:: Extracted entries

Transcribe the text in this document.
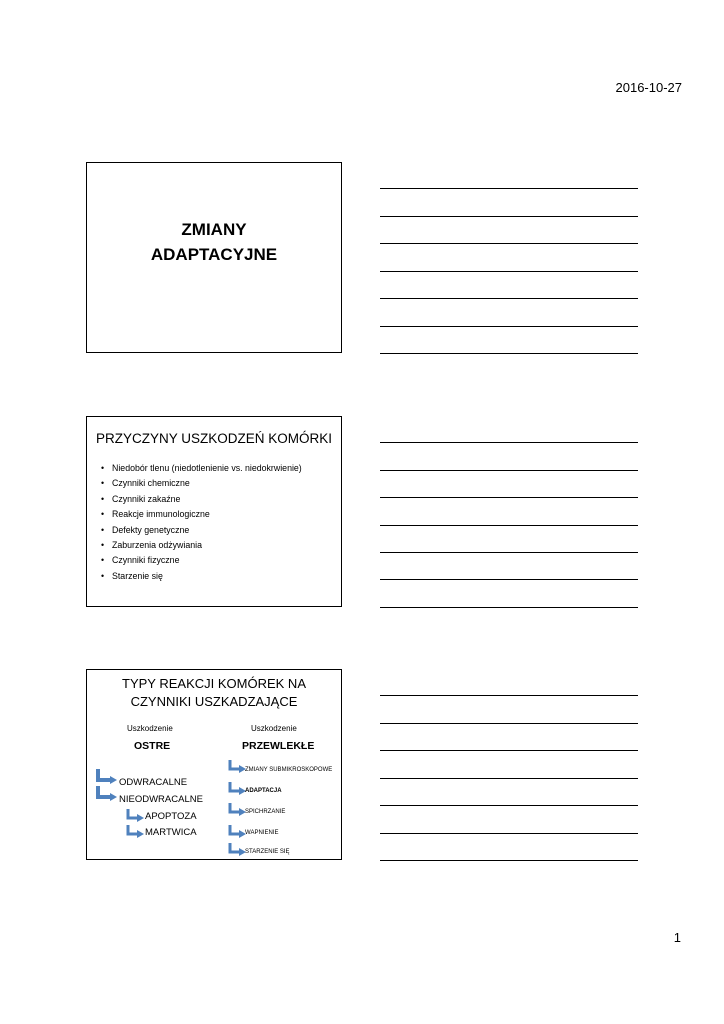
2016-10-27
ZMIANY
ADAPTACYJNE
PRZYCZYNY USZKODZEŃ KOMÓRKI
• Niedobór tlenu (niedotlenienie vs. niedokrwienie)
• Czynniki chemiczne
• Czynniki zakaźne
• Reakcje immunologiczne
• Defekty genetyczne
• Zaburzenia odżywiania
• Czynniki fizyczne
• Starzenie się
TYPY REAKCJI KOMÓREK NA
CZYNNIKI USZKADZAJĄCE
Uszkodzenie
OSTRE
Uszkodzenie
PRZEWLEKŁE
ODWRACALNE
NIEODWRACALNE
APOPTOZA
MARTWICA
ZMIANY SUBMIKROSKOPOWE
ADAPTACJA
SPICHRZANIE
WAPNIENIE
STARZENIE SIĘ
1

::::

## Given task
From the records given above, reproduce all text exactly and exclude each picture.

## Written reply
Transcribe the text in this document.
2016-10-27
ZMIANY
ADAPTACYJNE
PRZYCZYNY USZKODZEŃ KOMÓRKI
• Niedobór tlenu (niedotlenienie vs. niedokrwienie)
• Czynniki chemiczne
• Czynniki zakaźne
• Reakcje immunologiczne
• Defekty genetyczne
• Zaburzenia odżywiania
• Czynniki fizyczne
• Starzenie się
TYPY REAKCJI KOMÓREK NA
CZYNNIKI USZKADZAJĄCE
Uszkodzenie
OSTRE
Uszkodzenie
PRZEWLEKŁE
ODWRACALNE
NIEODWRACALNE
APOPTOZA
MARTWICA
ZMIANY SUBMIKROSKOPOWE
ADAPTACJA
SPICHRZANIE
WAPNIENIE
STARZENIE SIĘ
1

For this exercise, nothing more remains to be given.